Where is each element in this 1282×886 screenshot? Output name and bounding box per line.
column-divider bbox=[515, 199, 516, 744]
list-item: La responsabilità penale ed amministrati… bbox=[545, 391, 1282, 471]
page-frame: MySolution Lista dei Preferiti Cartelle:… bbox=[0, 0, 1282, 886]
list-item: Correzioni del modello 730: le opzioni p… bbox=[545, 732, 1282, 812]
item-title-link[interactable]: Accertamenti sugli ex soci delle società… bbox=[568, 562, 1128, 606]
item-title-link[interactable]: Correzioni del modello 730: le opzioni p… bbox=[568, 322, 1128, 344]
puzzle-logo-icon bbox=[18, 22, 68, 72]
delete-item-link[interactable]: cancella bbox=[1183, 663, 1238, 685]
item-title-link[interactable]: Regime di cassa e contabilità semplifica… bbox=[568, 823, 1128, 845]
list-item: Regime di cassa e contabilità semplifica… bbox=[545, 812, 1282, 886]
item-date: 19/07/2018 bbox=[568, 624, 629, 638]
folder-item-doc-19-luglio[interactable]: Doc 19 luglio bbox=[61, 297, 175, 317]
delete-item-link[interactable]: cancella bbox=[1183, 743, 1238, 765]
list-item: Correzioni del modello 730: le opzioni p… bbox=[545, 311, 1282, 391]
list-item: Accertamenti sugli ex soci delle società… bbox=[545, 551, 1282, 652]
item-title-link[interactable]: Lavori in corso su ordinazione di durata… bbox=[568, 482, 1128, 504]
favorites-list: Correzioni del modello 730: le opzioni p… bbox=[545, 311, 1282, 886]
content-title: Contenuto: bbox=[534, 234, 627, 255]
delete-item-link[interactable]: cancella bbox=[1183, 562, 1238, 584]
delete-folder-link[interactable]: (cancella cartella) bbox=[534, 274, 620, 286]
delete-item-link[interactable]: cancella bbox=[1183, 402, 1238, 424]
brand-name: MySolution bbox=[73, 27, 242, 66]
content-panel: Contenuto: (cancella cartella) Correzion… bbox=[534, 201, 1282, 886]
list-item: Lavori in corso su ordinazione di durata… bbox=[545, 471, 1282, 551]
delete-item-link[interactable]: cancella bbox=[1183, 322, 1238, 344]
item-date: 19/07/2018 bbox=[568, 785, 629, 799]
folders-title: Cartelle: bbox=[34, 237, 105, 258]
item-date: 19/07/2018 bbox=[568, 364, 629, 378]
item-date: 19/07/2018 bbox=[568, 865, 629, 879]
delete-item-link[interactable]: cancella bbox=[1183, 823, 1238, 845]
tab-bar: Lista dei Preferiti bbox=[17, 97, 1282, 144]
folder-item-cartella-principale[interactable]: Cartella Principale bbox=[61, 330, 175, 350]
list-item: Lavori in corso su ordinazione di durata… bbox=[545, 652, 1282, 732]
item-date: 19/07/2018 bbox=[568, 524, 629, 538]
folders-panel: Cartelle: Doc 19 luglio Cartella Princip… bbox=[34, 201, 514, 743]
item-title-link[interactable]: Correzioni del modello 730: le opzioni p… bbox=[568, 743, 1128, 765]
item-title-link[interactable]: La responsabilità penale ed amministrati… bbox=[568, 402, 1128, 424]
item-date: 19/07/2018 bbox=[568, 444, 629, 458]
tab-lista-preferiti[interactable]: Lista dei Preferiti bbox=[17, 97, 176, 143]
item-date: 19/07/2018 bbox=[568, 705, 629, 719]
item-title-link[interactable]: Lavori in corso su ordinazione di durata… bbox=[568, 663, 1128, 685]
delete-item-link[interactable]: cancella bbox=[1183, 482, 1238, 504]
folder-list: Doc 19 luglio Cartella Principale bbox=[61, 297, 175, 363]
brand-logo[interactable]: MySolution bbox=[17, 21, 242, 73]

= = = = =

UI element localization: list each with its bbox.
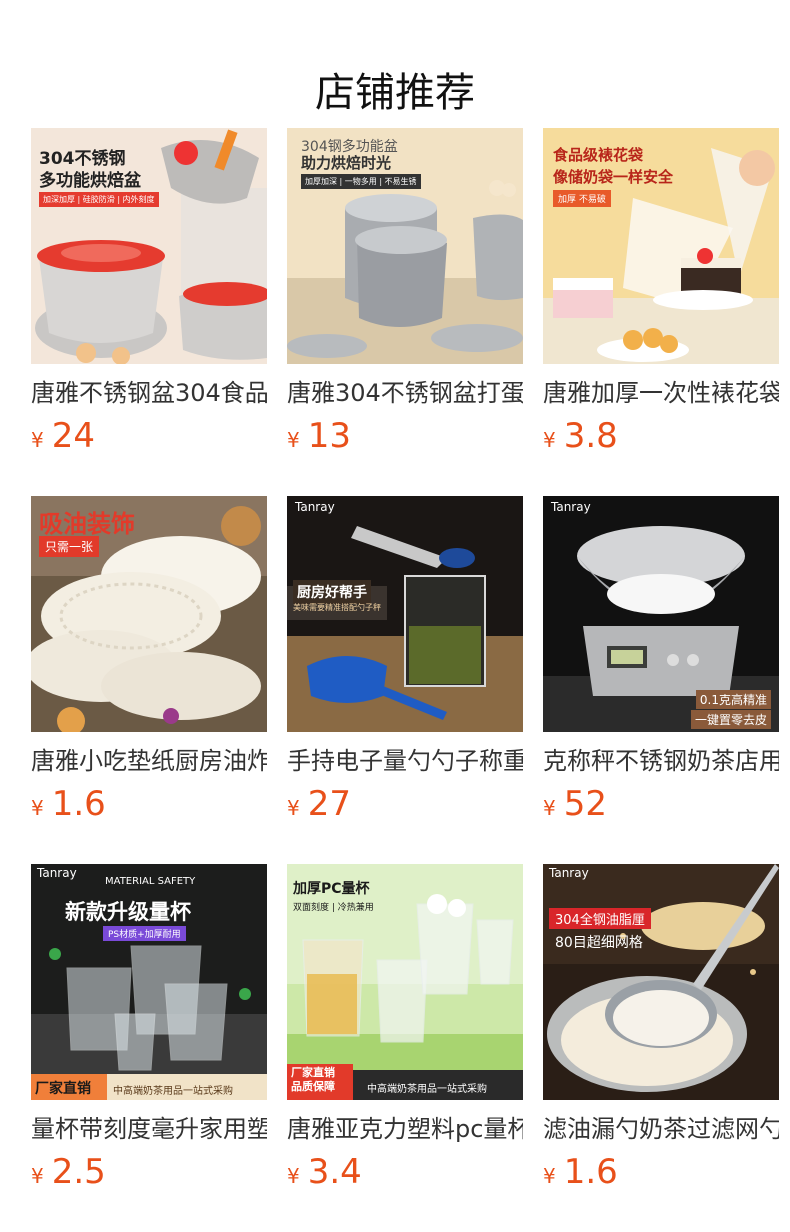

= = = = =

#### EXERCISE DETAILS
Lay out the lines from the line with "Where is each" to the line with "list-item: Regime di" as a two-column CSV with the headers input and output. Put the first of these lines in input and all the rest together in output, with each field in double quotes and line breaks turned into spaces.

#### CORRECT OUTPUT
input,output
"Where is each element in this 1282×886 screenshot? Output name and bounding box per line.","column-divider bbox=[515, 199, 516, 744] list-item: La responsabilità penale ed amministrati… bbox=[545, 391, 1282, 471] page-frame: MySolution Lista dei Preferiti Cartelle:… bbox=[0, 0, 1282, 886] list-item: Correzioni del modello 730: le opzioni p… bbox=[545, 732, 1282, 812] item-title-link[interactable]: Accertamenti sugli ex soci delle società… bbox=[568, 562, 1128, 606] item-title-link[interactable]: Correzioni del modello 730: le opzioni p… bbox=[568, 322, 1128, 344] puzzle-logo-icon bbox=[18, 22, 68, 72] delete-item-link[interactable]: cancella bbox=[1183, 663, 1238, 685] item-title-link[interactable]: Regime di cassa e contabilità semplifica… bbox=[568, 823, 1128, 845] list-item: Regime di cassa e contabilità semplifica… bbox=[545, 812, 1282, 886]"